▸ WHAT IS EXPECTED
Check each line of the records below and collect those that include the word "name".

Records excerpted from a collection

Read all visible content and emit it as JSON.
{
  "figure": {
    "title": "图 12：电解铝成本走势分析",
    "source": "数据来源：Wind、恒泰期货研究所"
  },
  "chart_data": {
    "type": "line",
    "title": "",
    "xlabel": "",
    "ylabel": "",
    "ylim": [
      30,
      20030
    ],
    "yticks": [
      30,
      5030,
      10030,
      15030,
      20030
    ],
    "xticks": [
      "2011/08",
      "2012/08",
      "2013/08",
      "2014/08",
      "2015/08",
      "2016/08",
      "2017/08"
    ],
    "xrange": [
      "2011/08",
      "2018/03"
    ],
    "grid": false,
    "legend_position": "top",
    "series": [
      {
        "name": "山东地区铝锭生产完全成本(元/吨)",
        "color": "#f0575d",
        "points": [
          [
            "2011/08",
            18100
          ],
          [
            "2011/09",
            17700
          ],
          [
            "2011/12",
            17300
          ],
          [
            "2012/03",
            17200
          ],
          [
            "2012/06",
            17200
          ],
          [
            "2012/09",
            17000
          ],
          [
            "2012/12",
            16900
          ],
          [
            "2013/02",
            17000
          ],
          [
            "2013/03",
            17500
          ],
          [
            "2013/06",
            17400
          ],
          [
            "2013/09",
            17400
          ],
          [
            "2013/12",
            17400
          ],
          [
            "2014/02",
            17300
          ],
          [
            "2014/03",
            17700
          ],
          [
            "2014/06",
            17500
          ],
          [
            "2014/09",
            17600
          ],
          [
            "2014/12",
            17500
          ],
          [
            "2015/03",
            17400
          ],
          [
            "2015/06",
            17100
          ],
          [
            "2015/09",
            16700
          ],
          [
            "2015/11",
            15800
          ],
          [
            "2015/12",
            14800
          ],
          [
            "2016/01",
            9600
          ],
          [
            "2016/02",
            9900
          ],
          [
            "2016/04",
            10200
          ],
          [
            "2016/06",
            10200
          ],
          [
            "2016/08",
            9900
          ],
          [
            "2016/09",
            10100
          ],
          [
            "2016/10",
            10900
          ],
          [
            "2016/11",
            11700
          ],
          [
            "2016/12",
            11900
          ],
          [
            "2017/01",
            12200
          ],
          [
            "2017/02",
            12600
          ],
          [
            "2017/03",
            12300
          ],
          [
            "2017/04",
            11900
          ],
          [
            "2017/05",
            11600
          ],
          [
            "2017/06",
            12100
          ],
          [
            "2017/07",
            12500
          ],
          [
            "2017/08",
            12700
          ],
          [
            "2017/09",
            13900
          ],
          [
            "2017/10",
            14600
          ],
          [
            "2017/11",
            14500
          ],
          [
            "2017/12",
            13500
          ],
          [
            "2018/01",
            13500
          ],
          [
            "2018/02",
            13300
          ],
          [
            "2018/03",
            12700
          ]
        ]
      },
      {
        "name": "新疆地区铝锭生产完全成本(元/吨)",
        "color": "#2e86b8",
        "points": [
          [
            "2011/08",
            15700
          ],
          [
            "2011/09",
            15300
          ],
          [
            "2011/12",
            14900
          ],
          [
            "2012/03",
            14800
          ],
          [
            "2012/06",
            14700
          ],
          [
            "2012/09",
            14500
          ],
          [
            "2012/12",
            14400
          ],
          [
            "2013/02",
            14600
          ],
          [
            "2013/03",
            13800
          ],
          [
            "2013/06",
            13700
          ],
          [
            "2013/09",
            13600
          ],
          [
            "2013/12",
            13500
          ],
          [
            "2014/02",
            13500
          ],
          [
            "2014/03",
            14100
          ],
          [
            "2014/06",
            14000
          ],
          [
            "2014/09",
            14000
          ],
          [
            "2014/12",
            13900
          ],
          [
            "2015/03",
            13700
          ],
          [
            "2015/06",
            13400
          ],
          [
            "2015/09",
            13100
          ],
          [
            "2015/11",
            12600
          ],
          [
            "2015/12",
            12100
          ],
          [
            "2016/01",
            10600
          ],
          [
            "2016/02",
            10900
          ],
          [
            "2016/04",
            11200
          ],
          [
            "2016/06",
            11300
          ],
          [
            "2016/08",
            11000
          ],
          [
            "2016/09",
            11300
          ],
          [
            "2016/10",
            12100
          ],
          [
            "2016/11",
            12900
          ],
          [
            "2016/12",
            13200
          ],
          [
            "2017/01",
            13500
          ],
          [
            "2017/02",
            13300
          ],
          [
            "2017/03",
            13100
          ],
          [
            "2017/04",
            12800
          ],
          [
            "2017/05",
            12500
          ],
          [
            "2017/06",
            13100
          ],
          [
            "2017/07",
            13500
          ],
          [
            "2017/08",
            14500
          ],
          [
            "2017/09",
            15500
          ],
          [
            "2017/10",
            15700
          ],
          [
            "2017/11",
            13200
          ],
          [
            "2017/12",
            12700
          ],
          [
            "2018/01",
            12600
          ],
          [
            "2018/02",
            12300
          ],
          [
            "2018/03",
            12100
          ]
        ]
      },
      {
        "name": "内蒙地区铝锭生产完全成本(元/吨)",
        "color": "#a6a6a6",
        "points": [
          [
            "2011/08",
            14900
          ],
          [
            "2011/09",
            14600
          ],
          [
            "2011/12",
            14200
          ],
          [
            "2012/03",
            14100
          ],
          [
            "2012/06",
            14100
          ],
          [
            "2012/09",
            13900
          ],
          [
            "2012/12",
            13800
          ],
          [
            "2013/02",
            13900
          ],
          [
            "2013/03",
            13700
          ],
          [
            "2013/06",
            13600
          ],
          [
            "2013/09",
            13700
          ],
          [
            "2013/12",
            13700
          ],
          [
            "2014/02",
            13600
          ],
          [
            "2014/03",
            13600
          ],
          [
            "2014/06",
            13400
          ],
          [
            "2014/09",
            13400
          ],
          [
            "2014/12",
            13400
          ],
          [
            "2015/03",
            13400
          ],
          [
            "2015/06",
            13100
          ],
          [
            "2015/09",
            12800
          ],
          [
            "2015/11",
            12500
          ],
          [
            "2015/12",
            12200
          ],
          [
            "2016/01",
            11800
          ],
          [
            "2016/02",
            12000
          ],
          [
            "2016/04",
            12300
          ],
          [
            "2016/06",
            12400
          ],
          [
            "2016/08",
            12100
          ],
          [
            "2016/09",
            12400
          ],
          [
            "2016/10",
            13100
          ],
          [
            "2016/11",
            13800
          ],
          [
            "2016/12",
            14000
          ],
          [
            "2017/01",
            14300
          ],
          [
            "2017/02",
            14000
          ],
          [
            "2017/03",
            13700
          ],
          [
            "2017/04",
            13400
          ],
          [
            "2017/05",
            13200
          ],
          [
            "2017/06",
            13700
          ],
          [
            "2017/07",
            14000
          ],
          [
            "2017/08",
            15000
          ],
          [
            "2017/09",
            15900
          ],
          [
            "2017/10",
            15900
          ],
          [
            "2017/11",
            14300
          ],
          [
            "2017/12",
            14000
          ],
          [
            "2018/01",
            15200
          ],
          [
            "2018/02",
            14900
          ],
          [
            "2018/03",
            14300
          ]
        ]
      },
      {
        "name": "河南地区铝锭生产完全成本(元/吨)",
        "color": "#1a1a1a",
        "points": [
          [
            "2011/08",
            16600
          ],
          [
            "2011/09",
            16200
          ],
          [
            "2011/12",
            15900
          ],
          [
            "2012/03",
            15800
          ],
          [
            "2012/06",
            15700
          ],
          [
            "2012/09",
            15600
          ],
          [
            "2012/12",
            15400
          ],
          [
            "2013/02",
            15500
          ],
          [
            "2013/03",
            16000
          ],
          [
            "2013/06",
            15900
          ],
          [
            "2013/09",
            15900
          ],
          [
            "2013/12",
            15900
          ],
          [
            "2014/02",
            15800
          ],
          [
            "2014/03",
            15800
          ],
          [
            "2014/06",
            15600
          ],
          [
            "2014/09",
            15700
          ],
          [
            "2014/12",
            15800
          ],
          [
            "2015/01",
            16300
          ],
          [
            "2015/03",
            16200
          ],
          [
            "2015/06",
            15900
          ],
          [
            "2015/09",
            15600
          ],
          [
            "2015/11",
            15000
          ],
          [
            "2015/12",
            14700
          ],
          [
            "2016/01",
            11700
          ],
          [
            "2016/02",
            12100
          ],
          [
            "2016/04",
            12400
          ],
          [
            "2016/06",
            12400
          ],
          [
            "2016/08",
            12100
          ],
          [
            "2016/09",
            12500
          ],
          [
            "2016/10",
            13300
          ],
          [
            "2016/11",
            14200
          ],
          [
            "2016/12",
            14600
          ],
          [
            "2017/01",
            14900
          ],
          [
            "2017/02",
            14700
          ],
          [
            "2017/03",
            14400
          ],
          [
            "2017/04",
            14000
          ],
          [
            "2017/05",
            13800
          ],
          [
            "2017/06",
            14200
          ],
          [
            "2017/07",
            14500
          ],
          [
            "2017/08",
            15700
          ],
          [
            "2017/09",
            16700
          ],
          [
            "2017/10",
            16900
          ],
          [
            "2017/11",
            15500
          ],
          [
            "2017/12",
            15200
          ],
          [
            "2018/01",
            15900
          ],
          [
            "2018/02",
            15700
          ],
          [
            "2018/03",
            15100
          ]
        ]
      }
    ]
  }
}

▸ FULL ANSWER
        "name": "山东地区铝锭生产完全成本(元/吨)",
        "name": "新疆地区铝锭生产完全成本(元/吨)",
        "name": "内蒙地区铝锭生产完全成本(元/吨)",
        "name": "河南地区铝锭生产完全成本(元/吨)",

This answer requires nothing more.